CYTOWANY FRAGMENT |
────────
Warszawa, 2 kwietnia 1946 r. Sędzia Stanisław Rybiński, delegowany do Komisji Badania Zbrodni Niemieckich, przesłuchał niżej wymienioną w charakterze świadka. Po uprzedzeniu świadka o odpowiedzialności karnej za składanie fałszywych zeznań oraz o znaczeniu przysięgi sędzia odebrał przysięgę, po czym świadek zeznała, co następuje:
Imię i nazwisko | Celina Nicman z domu Tamborek |
Imiona rodziców | Jakub i Antonina z Poradów |
Data urodzenia | 29 kwietnia 1910 r. |
Zajęcie | domowe |
Wykształcenie | szkoła powszechna |
Miejsce zamieszkania | Warszawa, ul. Chmielna 102 m. 83 |
Wyznanie | rzymskokatolickie |
Karalność | niekarana |
Razem z mężem swym Józefem Nicmanem (urodzonym 5 stycznia 1909 r.) mieszkałam w gmachu MSZ, gdyż mój mąż od 1928 roku pracował jako elektrotechnik, ostatnio w pałacu Brühla. Z nami był też jedyny synek Wiesław.
────────
DOSTARCZONE INFORMACJE |

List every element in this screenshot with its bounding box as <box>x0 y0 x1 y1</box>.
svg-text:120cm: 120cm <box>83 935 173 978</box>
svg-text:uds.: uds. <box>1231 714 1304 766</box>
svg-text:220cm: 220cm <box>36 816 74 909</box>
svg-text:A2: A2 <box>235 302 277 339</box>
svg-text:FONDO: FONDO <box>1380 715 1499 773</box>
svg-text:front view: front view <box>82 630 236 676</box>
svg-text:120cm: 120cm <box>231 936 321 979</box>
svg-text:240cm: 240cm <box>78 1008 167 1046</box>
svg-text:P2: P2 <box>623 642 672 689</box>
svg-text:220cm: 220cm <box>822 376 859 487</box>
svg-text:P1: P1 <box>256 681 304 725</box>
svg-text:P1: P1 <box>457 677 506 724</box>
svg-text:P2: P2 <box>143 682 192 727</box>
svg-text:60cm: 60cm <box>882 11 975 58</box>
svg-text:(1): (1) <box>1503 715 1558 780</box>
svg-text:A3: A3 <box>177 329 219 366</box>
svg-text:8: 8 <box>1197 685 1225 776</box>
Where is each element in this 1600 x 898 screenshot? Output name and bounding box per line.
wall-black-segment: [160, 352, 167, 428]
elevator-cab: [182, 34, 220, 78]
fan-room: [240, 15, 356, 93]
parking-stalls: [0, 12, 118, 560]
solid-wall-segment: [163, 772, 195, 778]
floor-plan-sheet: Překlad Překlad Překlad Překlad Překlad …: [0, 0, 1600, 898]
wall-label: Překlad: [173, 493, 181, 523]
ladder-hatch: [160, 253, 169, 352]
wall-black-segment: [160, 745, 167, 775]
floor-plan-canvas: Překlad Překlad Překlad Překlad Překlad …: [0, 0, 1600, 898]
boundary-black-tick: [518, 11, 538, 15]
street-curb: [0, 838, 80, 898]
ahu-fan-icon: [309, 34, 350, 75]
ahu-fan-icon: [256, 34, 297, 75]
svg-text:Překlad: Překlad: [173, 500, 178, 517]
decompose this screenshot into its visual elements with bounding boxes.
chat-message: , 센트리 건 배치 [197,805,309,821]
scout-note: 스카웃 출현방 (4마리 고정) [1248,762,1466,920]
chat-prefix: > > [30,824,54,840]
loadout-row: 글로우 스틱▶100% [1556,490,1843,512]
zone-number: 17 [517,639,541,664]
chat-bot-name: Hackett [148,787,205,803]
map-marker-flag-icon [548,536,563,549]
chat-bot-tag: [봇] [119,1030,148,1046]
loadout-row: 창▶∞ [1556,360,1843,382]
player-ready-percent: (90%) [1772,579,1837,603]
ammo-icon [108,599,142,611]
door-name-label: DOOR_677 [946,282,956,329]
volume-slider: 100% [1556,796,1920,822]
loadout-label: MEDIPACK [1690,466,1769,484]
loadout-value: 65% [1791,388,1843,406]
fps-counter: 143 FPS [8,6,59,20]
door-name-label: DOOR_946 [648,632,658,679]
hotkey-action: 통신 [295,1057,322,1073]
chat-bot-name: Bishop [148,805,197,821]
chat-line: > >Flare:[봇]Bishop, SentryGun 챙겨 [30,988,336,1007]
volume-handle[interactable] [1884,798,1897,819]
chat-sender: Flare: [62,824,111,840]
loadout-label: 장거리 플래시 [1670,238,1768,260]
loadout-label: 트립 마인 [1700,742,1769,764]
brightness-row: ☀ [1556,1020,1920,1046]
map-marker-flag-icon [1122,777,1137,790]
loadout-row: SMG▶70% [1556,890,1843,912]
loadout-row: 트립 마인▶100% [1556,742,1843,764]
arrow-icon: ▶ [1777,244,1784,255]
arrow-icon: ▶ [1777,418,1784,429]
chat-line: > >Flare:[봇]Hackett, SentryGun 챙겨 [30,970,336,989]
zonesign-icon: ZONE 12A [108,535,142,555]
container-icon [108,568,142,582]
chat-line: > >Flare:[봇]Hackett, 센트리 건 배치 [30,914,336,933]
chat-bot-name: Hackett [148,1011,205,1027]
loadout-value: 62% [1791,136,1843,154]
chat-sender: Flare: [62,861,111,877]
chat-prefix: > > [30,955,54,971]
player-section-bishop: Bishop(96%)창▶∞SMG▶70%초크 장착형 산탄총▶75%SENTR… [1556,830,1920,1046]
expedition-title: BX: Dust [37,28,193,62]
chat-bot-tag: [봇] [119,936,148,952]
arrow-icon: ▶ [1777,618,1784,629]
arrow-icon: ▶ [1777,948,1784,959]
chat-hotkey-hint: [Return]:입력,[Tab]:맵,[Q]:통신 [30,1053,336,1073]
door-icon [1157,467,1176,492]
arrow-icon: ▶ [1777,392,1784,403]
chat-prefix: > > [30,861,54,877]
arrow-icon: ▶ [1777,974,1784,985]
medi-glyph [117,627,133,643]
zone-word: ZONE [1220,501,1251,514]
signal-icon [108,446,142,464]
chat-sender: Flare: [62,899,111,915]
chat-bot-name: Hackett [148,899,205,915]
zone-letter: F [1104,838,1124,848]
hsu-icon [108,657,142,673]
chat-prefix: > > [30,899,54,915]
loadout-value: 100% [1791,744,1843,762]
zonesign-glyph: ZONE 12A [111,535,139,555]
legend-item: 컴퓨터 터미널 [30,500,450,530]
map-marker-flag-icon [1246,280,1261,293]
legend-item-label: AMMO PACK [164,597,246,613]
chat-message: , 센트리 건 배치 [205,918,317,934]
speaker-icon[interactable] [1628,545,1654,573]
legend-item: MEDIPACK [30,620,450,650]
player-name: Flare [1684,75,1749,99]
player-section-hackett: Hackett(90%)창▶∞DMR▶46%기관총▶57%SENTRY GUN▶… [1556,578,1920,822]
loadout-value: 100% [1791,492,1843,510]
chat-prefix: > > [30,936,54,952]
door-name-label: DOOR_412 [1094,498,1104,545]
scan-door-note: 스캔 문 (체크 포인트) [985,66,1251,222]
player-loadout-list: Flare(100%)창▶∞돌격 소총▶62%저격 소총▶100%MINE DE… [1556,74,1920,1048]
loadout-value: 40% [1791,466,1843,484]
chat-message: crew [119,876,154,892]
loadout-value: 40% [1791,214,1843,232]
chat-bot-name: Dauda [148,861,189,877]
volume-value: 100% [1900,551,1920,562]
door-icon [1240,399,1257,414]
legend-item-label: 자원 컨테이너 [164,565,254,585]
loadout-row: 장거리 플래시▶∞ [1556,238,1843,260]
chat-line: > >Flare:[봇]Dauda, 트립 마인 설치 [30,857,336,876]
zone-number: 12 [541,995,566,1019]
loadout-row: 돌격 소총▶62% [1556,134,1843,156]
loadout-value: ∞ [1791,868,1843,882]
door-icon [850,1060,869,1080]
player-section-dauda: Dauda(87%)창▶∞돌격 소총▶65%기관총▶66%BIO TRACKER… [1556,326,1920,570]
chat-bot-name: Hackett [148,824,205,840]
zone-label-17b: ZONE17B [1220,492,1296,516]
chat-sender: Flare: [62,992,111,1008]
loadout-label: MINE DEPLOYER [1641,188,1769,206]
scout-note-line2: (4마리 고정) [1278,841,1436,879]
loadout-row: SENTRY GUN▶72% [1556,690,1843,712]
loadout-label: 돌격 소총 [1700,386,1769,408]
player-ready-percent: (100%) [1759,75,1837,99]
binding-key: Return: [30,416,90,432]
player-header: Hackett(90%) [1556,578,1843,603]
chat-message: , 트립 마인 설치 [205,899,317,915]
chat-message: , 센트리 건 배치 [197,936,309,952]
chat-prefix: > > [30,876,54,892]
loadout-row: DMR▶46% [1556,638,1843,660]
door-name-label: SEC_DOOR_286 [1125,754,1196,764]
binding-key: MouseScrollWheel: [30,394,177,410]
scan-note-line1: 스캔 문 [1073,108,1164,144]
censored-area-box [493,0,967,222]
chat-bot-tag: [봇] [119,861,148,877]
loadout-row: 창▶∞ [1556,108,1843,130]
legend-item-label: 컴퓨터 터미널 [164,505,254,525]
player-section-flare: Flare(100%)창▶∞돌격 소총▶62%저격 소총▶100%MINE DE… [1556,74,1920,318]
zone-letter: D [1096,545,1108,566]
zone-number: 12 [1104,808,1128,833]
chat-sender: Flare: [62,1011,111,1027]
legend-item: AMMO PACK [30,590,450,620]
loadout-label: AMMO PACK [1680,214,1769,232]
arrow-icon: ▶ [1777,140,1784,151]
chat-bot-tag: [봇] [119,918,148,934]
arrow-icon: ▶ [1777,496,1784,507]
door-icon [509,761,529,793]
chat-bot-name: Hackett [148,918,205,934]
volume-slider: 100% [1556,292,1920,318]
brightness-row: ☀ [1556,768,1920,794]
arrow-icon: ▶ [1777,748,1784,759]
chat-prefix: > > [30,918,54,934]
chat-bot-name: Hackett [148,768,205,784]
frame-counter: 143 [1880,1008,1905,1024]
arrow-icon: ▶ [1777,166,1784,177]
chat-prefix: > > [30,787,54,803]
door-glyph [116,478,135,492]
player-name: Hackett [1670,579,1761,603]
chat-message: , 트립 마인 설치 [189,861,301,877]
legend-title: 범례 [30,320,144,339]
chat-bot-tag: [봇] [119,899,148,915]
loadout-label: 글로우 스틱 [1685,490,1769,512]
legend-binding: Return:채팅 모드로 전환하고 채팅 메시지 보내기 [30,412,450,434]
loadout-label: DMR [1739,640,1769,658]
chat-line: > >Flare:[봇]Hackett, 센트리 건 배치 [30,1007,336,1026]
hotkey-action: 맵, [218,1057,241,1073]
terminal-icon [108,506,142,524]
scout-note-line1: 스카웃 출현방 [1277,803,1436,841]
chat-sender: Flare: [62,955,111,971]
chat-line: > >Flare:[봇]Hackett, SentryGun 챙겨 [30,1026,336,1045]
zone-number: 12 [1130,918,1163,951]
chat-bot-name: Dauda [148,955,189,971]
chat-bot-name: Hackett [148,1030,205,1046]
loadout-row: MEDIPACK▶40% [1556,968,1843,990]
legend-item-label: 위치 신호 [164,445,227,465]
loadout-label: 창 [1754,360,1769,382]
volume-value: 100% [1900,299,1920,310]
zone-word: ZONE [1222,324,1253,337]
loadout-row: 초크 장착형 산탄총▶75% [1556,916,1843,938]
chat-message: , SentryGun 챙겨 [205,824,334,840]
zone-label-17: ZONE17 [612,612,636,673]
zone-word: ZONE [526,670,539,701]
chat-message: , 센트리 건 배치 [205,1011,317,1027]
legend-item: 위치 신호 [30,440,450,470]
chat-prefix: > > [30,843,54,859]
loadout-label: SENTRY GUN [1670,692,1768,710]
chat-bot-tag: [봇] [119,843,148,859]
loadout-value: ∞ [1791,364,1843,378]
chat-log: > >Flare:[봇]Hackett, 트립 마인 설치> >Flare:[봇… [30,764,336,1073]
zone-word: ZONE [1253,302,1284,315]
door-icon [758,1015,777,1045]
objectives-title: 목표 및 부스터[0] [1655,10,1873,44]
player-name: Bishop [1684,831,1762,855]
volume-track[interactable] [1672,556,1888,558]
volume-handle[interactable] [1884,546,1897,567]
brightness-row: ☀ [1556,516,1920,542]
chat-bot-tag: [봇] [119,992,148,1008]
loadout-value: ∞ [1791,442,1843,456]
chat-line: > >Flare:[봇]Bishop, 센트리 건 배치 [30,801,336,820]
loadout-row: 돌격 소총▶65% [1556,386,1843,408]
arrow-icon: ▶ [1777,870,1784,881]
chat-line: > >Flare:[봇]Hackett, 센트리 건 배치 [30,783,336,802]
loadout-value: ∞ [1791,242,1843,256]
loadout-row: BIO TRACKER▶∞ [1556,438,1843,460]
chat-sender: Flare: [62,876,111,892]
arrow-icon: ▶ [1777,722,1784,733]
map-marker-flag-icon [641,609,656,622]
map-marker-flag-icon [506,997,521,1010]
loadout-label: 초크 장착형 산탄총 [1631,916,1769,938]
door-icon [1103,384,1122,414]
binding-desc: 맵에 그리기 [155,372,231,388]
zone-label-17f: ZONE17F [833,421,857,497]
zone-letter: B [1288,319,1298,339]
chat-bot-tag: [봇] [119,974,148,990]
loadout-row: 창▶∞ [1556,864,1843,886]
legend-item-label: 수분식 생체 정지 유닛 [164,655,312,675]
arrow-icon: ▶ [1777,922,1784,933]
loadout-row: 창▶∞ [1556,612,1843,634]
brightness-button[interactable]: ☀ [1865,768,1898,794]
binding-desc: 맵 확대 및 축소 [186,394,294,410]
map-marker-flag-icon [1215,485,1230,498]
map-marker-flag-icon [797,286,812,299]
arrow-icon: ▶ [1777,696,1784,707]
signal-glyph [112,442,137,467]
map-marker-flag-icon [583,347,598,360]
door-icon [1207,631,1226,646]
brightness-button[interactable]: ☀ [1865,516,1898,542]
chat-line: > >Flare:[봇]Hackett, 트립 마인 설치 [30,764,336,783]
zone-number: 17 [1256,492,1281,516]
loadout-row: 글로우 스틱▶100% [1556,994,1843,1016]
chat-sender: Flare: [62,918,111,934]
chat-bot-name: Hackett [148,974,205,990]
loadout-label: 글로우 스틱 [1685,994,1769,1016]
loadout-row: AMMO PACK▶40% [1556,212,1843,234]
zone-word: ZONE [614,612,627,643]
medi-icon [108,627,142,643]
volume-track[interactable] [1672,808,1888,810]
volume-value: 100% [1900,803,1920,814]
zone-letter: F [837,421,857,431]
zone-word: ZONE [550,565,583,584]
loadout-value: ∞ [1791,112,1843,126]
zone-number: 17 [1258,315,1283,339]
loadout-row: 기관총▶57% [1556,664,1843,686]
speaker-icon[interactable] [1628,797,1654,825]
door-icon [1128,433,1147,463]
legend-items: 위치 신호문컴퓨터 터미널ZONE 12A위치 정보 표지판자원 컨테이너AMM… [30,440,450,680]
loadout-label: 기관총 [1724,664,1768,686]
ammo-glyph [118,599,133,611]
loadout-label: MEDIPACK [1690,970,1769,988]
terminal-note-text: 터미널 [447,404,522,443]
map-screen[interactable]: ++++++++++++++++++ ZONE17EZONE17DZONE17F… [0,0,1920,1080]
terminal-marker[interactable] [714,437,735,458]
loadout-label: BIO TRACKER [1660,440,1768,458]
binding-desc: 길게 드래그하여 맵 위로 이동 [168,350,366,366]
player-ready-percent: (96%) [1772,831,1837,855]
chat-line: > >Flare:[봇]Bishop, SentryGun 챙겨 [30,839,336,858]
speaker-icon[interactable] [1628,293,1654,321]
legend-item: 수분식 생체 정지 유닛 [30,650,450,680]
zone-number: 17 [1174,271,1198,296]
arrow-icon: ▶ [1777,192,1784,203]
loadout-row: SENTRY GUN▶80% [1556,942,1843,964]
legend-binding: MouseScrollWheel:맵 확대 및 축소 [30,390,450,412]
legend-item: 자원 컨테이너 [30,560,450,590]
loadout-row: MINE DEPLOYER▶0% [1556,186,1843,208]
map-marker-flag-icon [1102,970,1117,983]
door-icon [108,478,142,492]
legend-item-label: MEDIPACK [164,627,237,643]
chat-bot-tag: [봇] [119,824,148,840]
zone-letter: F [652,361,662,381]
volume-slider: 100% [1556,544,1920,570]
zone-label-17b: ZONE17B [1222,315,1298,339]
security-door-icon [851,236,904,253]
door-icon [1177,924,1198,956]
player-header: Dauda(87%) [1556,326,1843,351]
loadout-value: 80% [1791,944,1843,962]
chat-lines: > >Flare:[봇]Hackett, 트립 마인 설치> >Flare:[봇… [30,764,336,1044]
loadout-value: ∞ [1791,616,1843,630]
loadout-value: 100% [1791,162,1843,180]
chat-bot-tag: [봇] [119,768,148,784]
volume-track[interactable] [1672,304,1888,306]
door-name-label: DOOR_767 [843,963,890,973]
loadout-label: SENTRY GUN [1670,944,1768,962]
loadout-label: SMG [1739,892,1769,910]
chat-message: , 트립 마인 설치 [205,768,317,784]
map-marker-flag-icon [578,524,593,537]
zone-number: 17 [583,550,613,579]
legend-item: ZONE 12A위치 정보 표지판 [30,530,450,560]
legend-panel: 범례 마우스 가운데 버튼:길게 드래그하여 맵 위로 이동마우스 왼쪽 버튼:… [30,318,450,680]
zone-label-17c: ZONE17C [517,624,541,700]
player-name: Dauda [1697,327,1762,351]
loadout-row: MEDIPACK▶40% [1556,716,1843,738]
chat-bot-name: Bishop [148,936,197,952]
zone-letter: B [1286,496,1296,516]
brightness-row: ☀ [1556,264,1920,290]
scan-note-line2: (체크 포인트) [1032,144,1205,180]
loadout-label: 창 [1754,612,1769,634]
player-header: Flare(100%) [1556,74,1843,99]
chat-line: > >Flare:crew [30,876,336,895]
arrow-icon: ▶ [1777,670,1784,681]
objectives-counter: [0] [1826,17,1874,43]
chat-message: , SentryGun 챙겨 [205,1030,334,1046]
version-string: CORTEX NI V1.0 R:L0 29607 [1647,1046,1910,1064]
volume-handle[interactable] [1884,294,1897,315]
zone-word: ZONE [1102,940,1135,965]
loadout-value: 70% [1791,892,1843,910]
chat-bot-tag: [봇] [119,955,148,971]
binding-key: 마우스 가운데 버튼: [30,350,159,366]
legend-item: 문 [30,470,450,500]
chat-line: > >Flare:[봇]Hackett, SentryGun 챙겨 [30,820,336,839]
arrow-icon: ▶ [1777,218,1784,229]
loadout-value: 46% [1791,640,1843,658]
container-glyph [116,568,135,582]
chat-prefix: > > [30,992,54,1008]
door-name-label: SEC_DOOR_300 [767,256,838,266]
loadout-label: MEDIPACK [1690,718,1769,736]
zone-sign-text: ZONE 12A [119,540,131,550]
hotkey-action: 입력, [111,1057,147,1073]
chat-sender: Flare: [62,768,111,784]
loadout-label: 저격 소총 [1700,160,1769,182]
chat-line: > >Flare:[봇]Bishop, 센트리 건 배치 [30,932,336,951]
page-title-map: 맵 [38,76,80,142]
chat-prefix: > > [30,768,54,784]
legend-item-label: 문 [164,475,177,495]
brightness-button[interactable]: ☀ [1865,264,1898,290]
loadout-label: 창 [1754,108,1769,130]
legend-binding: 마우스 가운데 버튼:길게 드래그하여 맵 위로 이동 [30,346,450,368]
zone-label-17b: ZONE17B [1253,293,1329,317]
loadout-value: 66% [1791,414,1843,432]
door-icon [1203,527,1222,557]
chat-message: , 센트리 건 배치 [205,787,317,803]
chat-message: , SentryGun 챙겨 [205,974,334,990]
────────
ZADANIA |
1 - Odpowiedz krótko na pytania do protokołu przesłuchania:
(a) Kto przesłuchał świadka?
(b) Jak mieli na imię rodzice świadka?
(c) Od którego roku mąż świadka pracował jako elektrotechnik?
2 - Kontynuuj protokół przesłuchania Celiny Nicman, zaczynając od miejsca po jego ostatnim zdaniu.

ODPOWIEDZI PO KOLEI |
1 -
(a) Sędzia Stanisław Rybiński.
(b) Jakub i Antonina.
(c) Od 1928 roku.

2 -
Po kapitulacji Warszawy zostaliśmy nadal w pałacu Brühla i Niemcy pozostawili męża mojego na stanowisku. Jestem pewna, że mąż należał do konspiracji przeciw niemieckiej, chociaż przede mną się nie zwierzał. Nagle 10 marca 1944 roku mąż został z pracy aresztowany przez oficera gestapo, który po niego przyszedł wraz z agentem. Przeprowadzili w naszym mieszkaniu rewizję, lecz nic nie znaleziono. Byłam też w areszcie domowym przez półtorej doby, po czym usunięto mnie z mieszkania po dwóch i pół tygodniu.
Niemcy powiedzieli mi, że mąż pracował w konspiracji – był wywiadowcą – i został aresztowany na rozkaz gubernatora Ludwiga Fischera. Sprzątaczka Irena Dziewanowska przy sprzątaniu usłyszała, jak Niemcy czytali po polsku karty z nazwiskami Polaków, wśród których na pierwszym miejscu figurowało nazwisko mego męża. Powiedziała mi to przy końcu lutego 1944.
Niemiec, urzędnik nazwiskiem Tron, zwracał się do Fischera, by zwolnił męża, bo potrzebny był do pracy i nie było go kim zastąpić. Fischer powiedział, że sprawę przejęło gestapo i on nic nie ma do powiedzenia obecnie.
Mąż był na Pawiaku. Paczkę dla niego przyjęli ode mnie 28 marca. Więcej paczek ode mnie nie przyjęli i wszelki ślad po mężu mym zaginął.
29 marca 1944 był plakat oznajmiający o rozstrzelaniu 80 osób bez podania nazwisk.
Nie wiem, gdzie się obecnie znajduje Irena Dziewanowska.
Odczytano.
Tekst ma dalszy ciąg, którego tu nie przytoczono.